Start of Data supplied

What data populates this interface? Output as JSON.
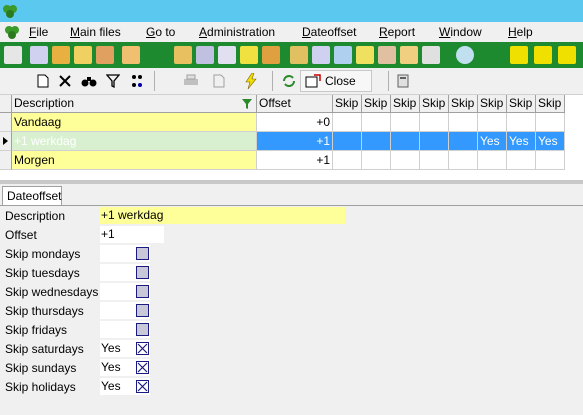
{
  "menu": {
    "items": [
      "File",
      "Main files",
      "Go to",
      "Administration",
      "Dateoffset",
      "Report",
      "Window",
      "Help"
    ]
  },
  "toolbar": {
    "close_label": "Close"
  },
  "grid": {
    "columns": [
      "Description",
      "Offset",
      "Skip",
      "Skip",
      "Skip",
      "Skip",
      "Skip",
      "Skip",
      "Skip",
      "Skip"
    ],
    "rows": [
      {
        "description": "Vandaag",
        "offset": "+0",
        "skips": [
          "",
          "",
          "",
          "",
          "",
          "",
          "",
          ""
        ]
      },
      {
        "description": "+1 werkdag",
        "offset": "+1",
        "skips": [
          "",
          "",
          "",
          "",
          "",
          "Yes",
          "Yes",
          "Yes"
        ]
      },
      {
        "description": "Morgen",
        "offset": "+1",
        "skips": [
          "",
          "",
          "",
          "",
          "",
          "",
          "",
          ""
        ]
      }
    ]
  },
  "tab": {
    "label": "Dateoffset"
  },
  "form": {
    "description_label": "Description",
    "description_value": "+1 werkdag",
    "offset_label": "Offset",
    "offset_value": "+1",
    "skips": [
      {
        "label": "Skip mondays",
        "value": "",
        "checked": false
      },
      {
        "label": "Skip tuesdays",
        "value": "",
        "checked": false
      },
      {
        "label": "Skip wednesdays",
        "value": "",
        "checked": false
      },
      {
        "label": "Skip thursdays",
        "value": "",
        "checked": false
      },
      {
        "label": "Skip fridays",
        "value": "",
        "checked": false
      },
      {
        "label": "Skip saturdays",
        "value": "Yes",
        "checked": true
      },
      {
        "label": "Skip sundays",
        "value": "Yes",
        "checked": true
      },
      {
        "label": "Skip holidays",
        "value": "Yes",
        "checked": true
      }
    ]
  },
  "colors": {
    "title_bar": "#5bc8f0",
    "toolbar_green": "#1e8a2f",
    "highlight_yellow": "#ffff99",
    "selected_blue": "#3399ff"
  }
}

End of Data supplied

__Problem__.
Reproduce the material word for word. Any pictures should be left out of the copy.

__Result__.
What data populates this interface? Output as JSON.
{
  "menu": {
    "items": [
      "File",
      "Main files",
      "Go to",
      "Administration",
      "Dateoffset",
      "Report",
      "Window",
      "Help"
    ]
  },
  "toolbar": {
    "close_label": "Close"
  },
  "grid": {
    "columns": [
      "Description",
      "Offset",
      "Skip",
      "Skip",
      "Skip",
      "Skip",
      "Skip",
      "Skip",
      "Skip",
      "Skip"
    ],
    "rows": [
      {
        "description": "Vandaag",
        "offset": "+0",
        "skips": [
          "",
          "",
          "",
          "",
          "",
          "",
          "",
          ""
        ]
      },
      {
        "description": "+1 werkdag",
        "offset": "+1",
        "skips": [
          "",
          "",
          "",
          "",
          "",
          "Yes",
          "Yes",
          "Yes"
        ]
      },
      {
        "description": "Morgen",
        "offset": "+1",
        "skips": [
          "",
          "",
          "",
          "",
          "",
          "",
          "",
          ""
        ]
      }
    ]
  },
  "tab": {
    "label": "Dateoffset"
  },
  "form": {
    "description_label": "Description",
    "description_value": "+1 werkdag",
    "offset_label": "Offset",
    "offset_value": "+1",
    "skips": [
      {
        "label": "Skip mondays",
        "value": "",
        "checked": false
      },
      {
        "label": "Skip tuesdays",
        "value": "",
        "checked": false
      },
      {
        "label": "Skip wednesdays",
        "value": "",
        "checked": false
      },
      {
        "label": "Skip thursdays",
        "value": "",
        "checked": false
      },
      {
        "label": "Skip fridays",
        "value": "",
        "checked": false
      },
      {
        "label": "Skip saturdays",
        "value": "Yes",
        "checked": true
      },
      {
        "label": "Skip sundays",
        "value": "Yes",
        "checked": true
      },
      {
        "label": "Skip holidays",
        "value": "Yes",
        "checked": true
      }
    ]
  },
  "colors": {
    "title_bar": "#5bc8f0",
    "toolbar_green": "#1e8a2f",
    "highlight_yellow": "#ffff99",
    "selected_blue": "#3399ff"
  }
}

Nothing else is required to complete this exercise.